## START WORKING DATA
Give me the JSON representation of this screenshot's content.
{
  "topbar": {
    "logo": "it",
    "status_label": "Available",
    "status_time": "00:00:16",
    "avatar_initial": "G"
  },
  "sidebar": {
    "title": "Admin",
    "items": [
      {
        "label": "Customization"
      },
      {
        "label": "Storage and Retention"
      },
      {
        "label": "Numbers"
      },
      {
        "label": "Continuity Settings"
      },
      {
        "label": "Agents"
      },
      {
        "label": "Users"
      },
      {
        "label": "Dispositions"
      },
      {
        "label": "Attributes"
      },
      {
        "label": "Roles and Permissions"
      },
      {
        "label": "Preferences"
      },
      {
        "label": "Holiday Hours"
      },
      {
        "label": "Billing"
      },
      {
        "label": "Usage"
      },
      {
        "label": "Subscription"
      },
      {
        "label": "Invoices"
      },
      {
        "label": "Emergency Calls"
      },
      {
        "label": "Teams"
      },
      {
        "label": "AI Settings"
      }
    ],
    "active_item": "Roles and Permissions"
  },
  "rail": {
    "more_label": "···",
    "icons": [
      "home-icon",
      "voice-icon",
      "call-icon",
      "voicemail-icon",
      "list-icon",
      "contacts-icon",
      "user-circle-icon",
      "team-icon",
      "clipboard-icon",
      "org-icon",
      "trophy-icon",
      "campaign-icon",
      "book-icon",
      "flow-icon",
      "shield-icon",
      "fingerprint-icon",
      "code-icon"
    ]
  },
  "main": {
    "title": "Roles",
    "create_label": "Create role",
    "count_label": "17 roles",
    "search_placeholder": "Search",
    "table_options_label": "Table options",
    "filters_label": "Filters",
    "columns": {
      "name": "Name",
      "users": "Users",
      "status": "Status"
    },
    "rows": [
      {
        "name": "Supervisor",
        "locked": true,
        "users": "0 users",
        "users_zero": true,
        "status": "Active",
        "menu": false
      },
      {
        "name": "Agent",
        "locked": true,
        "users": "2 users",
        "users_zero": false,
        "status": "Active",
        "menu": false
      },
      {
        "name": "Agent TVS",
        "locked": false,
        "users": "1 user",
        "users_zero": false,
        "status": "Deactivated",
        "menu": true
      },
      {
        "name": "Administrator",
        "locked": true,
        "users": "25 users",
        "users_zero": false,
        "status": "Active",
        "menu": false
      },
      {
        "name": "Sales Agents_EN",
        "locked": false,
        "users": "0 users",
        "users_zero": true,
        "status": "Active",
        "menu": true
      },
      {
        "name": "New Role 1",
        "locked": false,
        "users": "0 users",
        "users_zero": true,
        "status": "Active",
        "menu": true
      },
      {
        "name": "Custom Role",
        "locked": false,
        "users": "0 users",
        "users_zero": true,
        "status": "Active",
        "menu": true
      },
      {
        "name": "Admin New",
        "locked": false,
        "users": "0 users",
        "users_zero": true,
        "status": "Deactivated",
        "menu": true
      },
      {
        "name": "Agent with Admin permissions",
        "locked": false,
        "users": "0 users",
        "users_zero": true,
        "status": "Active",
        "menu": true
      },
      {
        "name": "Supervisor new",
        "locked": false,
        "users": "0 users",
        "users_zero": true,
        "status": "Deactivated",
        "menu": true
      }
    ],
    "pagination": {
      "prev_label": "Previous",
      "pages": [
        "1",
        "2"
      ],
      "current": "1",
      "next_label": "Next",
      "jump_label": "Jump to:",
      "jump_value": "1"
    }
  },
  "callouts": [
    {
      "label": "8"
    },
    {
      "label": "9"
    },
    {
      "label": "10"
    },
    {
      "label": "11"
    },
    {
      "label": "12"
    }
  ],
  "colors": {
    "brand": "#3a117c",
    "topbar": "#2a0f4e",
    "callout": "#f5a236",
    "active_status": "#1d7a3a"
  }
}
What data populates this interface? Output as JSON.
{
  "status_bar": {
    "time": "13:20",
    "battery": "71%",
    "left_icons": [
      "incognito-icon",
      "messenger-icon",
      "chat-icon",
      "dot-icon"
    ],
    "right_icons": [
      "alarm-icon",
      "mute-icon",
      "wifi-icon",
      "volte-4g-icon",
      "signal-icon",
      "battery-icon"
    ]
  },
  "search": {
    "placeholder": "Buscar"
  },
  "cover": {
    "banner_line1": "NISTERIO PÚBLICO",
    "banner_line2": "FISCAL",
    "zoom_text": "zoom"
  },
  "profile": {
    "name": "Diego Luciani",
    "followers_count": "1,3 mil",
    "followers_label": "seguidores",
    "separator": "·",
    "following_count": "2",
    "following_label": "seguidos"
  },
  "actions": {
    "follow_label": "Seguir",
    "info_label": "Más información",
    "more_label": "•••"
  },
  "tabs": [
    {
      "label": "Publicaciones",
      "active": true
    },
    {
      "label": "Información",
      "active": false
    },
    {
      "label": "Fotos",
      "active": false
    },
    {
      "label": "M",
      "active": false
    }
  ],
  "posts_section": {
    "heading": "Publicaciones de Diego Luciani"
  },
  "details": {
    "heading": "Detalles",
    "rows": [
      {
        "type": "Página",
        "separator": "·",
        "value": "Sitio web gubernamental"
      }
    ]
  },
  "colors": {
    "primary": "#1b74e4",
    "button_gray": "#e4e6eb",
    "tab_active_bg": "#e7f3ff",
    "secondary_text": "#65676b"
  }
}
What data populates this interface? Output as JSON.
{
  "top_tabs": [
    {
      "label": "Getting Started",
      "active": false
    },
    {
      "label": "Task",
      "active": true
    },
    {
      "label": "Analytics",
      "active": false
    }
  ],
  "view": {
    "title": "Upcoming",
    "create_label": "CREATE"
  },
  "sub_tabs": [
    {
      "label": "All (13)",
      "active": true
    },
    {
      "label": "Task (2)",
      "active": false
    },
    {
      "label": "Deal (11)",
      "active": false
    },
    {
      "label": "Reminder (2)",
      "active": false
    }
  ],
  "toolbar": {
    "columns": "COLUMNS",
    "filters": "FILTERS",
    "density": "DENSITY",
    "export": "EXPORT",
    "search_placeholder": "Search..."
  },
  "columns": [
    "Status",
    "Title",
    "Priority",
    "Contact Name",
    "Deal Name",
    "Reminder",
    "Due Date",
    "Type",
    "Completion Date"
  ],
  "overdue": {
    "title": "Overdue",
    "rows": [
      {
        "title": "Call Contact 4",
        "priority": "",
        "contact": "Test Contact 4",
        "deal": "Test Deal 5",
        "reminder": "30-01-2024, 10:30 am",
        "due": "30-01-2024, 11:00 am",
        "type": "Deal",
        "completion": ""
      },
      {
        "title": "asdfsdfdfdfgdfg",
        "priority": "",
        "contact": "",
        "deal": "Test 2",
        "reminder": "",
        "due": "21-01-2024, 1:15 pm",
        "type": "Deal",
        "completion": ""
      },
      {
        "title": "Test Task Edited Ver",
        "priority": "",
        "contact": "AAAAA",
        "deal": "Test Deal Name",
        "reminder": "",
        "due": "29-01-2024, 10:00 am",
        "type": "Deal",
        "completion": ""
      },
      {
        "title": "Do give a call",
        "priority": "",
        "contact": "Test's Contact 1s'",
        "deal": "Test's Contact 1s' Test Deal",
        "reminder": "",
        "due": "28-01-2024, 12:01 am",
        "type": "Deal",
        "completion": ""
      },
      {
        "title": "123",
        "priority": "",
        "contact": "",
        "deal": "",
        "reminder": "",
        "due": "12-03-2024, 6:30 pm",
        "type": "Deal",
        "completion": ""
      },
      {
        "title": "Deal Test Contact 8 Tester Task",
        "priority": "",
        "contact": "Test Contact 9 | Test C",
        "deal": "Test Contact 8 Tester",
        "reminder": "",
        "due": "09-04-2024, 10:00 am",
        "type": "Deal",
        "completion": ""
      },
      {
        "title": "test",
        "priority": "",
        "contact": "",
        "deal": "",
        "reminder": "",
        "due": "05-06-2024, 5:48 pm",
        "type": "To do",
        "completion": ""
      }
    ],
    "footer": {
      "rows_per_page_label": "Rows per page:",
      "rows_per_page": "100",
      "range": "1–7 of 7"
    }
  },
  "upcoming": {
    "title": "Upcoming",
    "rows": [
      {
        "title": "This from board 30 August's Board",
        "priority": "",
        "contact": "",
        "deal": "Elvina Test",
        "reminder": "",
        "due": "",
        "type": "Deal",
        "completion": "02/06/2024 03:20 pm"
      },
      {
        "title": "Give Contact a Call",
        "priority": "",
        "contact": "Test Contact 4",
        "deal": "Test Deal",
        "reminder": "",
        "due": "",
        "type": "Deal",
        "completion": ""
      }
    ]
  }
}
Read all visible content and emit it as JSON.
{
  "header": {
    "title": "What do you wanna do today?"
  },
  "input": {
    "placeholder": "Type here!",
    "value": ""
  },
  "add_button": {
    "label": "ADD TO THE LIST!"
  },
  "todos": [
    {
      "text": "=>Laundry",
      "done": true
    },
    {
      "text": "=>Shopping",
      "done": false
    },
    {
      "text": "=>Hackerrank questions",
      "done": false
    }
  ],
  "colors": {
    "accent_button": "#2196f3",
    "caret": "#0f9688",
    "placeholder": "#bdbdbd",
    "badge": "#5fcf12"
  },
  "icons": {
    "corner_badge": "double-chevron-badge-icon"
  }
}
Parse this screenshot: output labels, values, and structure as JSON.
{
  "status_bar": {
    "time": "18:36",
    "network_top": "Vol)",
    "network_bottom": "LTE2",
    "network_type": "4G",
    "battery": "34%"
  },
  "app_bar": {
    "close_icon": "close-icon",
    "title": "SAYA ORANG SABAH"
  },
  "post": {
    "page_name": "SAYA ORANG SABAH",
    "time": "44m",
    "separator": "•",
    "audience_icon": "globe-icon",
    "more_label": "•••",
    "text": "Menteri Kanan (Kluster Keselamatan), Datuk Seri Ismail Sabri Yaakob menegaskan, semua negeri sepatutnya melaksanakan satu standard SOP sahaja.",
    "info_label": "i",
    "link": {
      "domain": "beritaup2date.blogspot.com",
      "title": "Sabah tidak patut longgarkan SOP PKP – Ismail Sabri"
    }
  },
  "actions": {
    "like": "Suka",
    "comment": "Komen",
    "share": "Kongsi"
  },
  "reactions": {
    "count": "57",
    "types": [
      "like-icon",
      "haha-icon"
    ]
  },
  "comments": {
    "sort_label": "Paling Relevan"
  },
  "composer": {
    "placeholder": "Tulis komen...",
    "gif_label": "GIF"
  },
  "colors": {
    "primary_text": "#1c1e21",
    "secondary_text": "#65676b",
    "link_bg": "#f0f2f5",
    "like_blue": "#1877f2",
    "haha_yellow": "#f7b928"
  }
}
## END WORKING DATA
**THE PROBLEM:** In the records above, find each line with the word "badge" and copy it.

**RESULT BELOW:**
    "badge": "#5fcf12"
    "corner_badge": "double-chevron-badge-icon"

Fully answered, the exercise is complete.